** INFORMATION GIVEN **
◇ ◇ ◇
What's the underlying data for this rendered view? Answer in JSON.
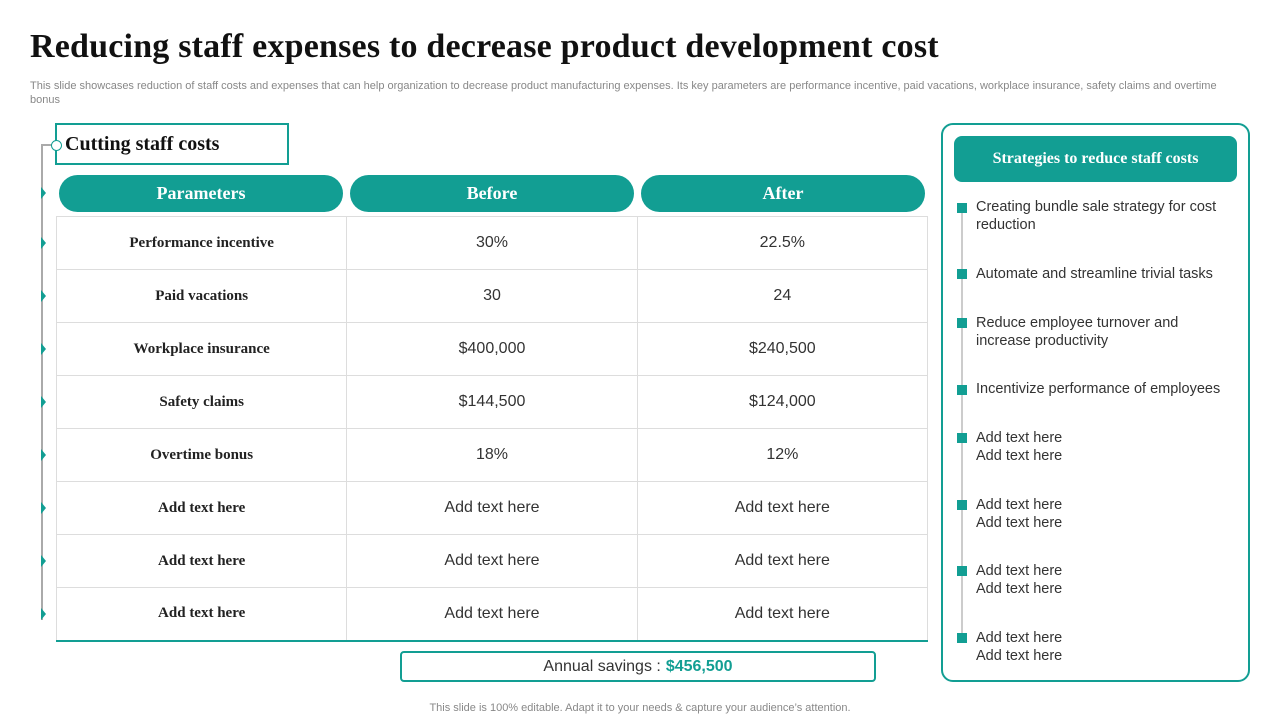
{
  "title": "Reducing staff expenses to decrease product development  cost",
  "subtitle": "This slide showcases reduction of staff costs and expenses that can help organization to decrease product manufacturing expenses. Its key parameters are performance incentive, paid vacations, workplace insurance, safety claims and overtime bonus",
  "section_title": "Cutting staff costs",
  "table": {
    "headers": [
      "Parameters",
      "Before",
      "After"
    ],
    "rows": [
      [
        "Performance  incentive",
        "30%",
        "22.5%"
      ],
      [
        "Paid vacations",
        "30",
        "24"
      ],
      [
        "Workplace  insurance",
        "$400,000",
        "$240,500"
      ],
      [
        "Safety claims",
        "$144,500",
        "$124,000"
      ],
      [
        "Overtime  bonus",
        "18%",
        "12%"
      ],
      [
        "Add text here",
        "Add text here",
        "Add text here"
      ],
      [
        "Add text here",
        "Add text here",
        "Add text here"
      ],
      [
        "Add text here",
        "Add text here",
        "Add text here"
      ]
    ]
  },
  "savings": {
    "label": "Annual savings :",
    "value": "$456,500"
  },
  "strategies": {
    "header": "Strategies to reduce staff costs",
    "items": [
      "Creating bundle sale strategy for cost reduction",
      "Automate and streamline trivial tasks",
      "Reduce employee turnover and increase productivity",
      "Incentivize performance of employees",
      "Add text here\nAdd text here",
      "Add text here\nAdd text here",
      "Add text here\nAdd text here",
      "Add text here\nAdd text here"
    ]
  },
  "footer": "This slide is 100% editable. Adapt it to your needs & capture your audience’s attention.",
  "colors": {
    "accent": "#129e93",
    "title": "#111111",
    "muted": "#888888"
  }
}
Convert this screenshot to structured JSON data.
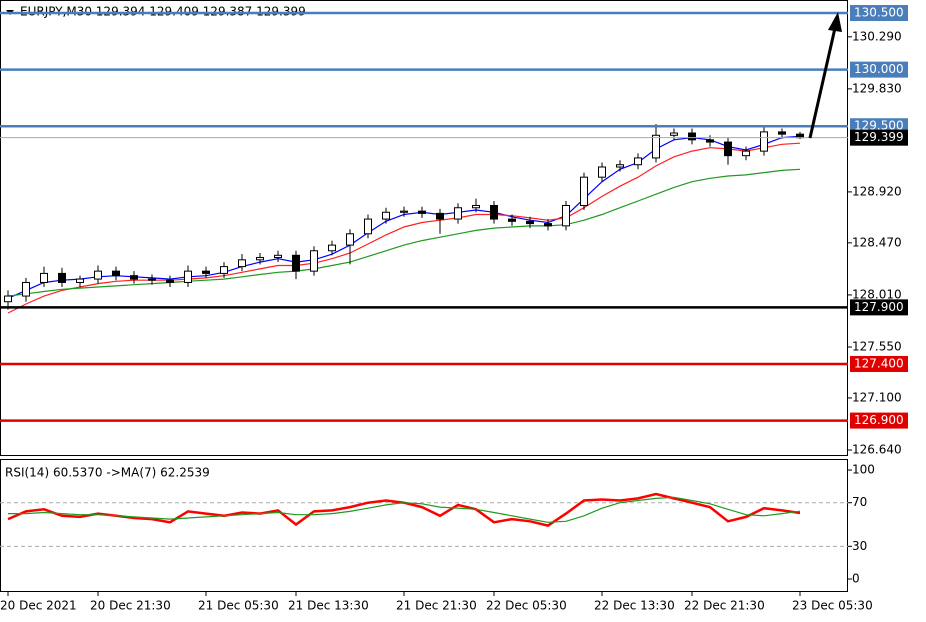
{
  "chart_data": [
    {
      "type": "candlestick",
      "title": "EURJPY,M30  129.394 129.409 129.387 129.399",
      "categories": [
        "20 Dec 2021",
        null,
        null,
        null,
        null,
        "20 Dec 21:30",
        null,
        null,
        null,
        null,
        null,
        "21 Dec 05:30",
        null,
        null,
        null,
        null,
        "21 Dec 13:30",
        null,
        null,
        null,
        null,
        null,
        "21 Dec 21:30",
        null,
        null,
        null,
        null,
        "22 Dec 05:30",
        null,
        null,
        null,
        null,
        null,
        "22 Dec 13:30",
        null,
        null,
        null,
        null,
        "22 Dec 21:30",
        null,
        null,
        null,
        null,
        null,
        "23 Dec 05:30"
      ],
      "open": [
        127.95,
        128.0,
        128.12,
        128.2,
        128.12,
        128.15,
        128.22,
        128.18,
        128.15,
        128.14,
        128.12,
        128.22,
        128.2,
        128.26,
        128.32,
        128.34,
        128.36,
        128.22,
        128.4,
        128.45,
        128.55,
        128.68,
        128.74,
        128.75,
        128.73,
        128.68,
        128.78,
        128.8,
        128.68,
        128.66,
        128.64,
        128.62,
        128.8,
        129.05,
        129.14,
        129.16,
        129.22,
        129.42,
        129.44,
        129.38,
        129.36,
        129.24,
        129.28,
        129.45,
        129.43
      ],
      "high": [
        128.05,
        128.16,
        128.26,
        128.25,
        128.18,
        128.27,
        128.26,
        128.22,
        128.19,
        128.18,
        128.27,
        128.26,
        128.3,
        128.37,
        128.38,
        128.4,
        128.4,
        128.44,
        128.49,
        128.59,
        128.72,
        128.78,
        128.79,
        128.79,
        128.77,
        128.82,
        128.86,
        128.84,
        128.72,
        128.7,
        128.68,
        128.84,
        129.09,
        129.18,
        129.2,
        129.26,
        129.52,
        129.48,
        129.48,
        129.42,
        129.4,
        129.32,
        129.49,
        129.48,
        129.45
      ],
      "low": [
        127.88,
        127.95,
        128.08,
        128.08,
        128.08,
        128.11,
        128.14,
        128.11,
        128.1,
        128.08,
        128.08,
        128.16,
        128.16,
        128.22,
        128.28,
        128.3,
        128.15,
        128.18,
        128.36,
        128.28,
        128.51,
        128.64,
        128.7,
        128.69,
        128.55,
        128.64,
        128.74,
        128.64,
        128.62,
        128.6,
        128.58,
        128.58,
        128.76,
        129.01,
        129.1,
        129.12,
        129.18,
        129.38,
        129.34,
        129.32,
        129.16,
        129.2,
        129.24,
        129.39,
        129.387
      ],
      "close": [
        128.0,
        128.12,
        128.2,
        128.12,
        128.15,
        128.22,
        128.18,
        128.15,
        128.14,
        128.12,
        128.22,
        128.2,
        128.26,
        128.32,
        128.34,
        128.36,
        128.22,
        128.4,
        128.45,
        128.55,
        128.68,
        128.74,
        128.75,
        128.73,
        128.68,
        128.78,
        128.8,
        128.68,
        128.66,
        128.64,
        128.62,
        128.8,
        129.05,
        129.14,
        129.16,
        129.22,
        129.42,
        129.44,
        129.38,
        129.36,
        129.24,
        129.28,
        129.45,
        129.43,
        129.399
      ],
      "series": [
        {
          "color": "#0000ff",
          "values": [
            127.98,
            128.05,
            128.12,
            128.14,
            128.15,
            128.17,
            128.18,
            128.17,
            128.16,
            128.15,
            128.17,
            128.18,
            128.21,
            128.26,
            128.3,
            128.33,
            128.3,
            128.32,
            128.37,
            128.45,
            128.56,
            128.66,
            128.72,
            128.74,
            128.72,
            128.74,
            128.76,
            128.74,
            128.7,
            128.67,
            128.65,
            128.71,
            128.86,
            129.01,
            129.12,
            129.18,
            129.3,
            129.38,
            129.4,
            129.38,
            129.32,
            129.29,
            129.34,
            129.4,
            129.41
          ]
        },
        {
          "color": "#ff2020",
          "values": [
            127.85,
            127.93,
            128.0,
            128.05,
            128.08,
            128.11,
            128.13,
            128.14,
            128.14,
            128.14,
            128.15,
            128.16,
            128.18,
            128.21,
            128.24,
            128.27,
            128.27,
            128.29,
            128.33,
            128.38,
            128.46,
            128.54,
            128.61,
            128.65,
            128.67,
            128.69,
            128.72,
            128.72,
            128.71,
            128.69,
            128.67,
            128.69,
            128.78,
            128.88,
            128.97,
            129.05,
            129.15,
            129.23,
            129.28,
            129.31,
            129.3,
            129.28,
            129.31,
            129.34,
            129.35
          ]
        },
        {
          "color": "#1f9a1f",
          "values": [
            128.0,
            128.02,
            128.04,
            128.06,
            128.07,
            128.08,
            128.09,
            128.1,
            128.11,
            128.12,
            128.13,
            128.14,
            128.15,
            128.17,
            128.19,
            128.21,
            128.22,
            128.24,
            128.27,
            128.3,
            128.35,
            128.4,
            128.45,
            128.49,
            128.52,
            128.55,
            128.58,
            128.6,
            128.61,
            128.62,
            128.62,
            128.63,
            128.67,
            128.72,
            128.78,
            128.84,
            128.9,
            128.96,
            129.01,
            129.04,
            129.06,
            129.07,
            129.09,
            129.11,
            129.12
          ]
        }
      ],
      "ylim": [
        126.596,
        130.615
      ],
      "yticks": [
        {
          "value": 130.29,
          "label": "130.290"
        },
        {
          "value": 129.83,
          "label": "129.830"
        },
        {
          "value": 128.92,
          "label": "128.920"
        },
        {
          "value": 128.47,
          "label": "128.470"
        },
        {
          "value": 128.01,
          "label": "128.010"
        },
        {
          "value": 127.55,
          "label": "127.550"
        },
        {
          "value": 127.1,
          "label": "127.100"
        },
        {
          "value": 126.64,
          "label": "126.640"
        }
      ],
      "levels": [
        {
          "value": 130.5,
          "label": "130.500",
          "color": "#4a7ebb"
        },
        {
          "value": 130,
          "label": "130.000",
          "color": "#4a7ebb"
        },
        {
          "value": 129.5,
          "label": "129.500",
          "color": "#4a7ebb"
        },
        {
          "value": 129.399,
          "label": "129.399",
          "color": "#000000"
        },
        {
          "value": 127.9,
          "label": "127.900",
          "color": "#000000"
        },
        {
          "value": 127.4,
          "label": "127.400",
          "color": "#e00000"
        },
        {
          "value": 126.9,
          "label": "126.900",
          "color": "#e00000"
        }
      ]
    },
    {
      "type": "line",
      "title": "RSI(14) 60.5370  ->MA(7) 62.2539",
      "series": [
        {
          "color": "#ff0000",
          "values": [
            55,
            62,
            64,
            58,
            57,
            60,
            58,
            56,
            55,
            52,
            62,
            60,
            58,
            61,
            60,
            63,
            50,
            62,
            63,
            66,
            70,
            72,
            70,
            66,
            58,
            68,
            64,
            52,
            55,
            53,
            49,
            60,
            72,
            73,
            72,
            74,
            78,
            74,
            70,
            66,
            53,
            57,
            65,
            63,
            60.537
          ]
        },
        {
          "color": "#1f9a1f",
          "values": [
            60,
            60,
            61,
            60,
            59,
            59,
            58,
            57,
            56,
            55,
            56,
            57,
            58,
            59,
            60,
            61,
            59,
            59,
            60,
            62,
            65,
            68,
            70,
            69,
            66,
            65,
            64,
            61,
            58,
            55,
            52,
            53,
            58,
            65,
            70,
            72,
            74,
            75,
            72,
            69,
            64,
            59,
            58,
            60,
            62.2539
          ]
        }
      ],
      "ylim": [
        -11.9,
        109.2
      ],
      "yticks": [
        100,
        70,
        30,
        0
      ],
      "levels": [
        70,
        30
      ]
    }
  ]
}
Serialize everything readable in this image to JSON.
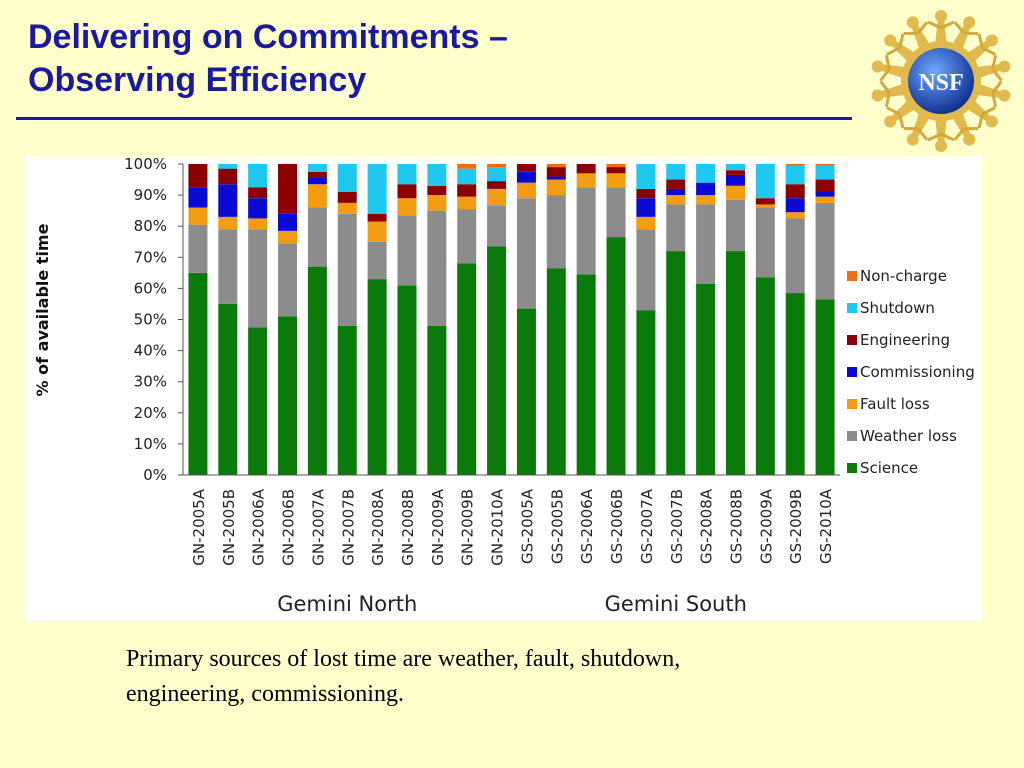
◇ ◇ ◇
** EXERCISE **
The word "incentive" may appear on some lines of these records; state how many such lines there are, and nothing else.

** REPLY TO THE EXERCISE **
2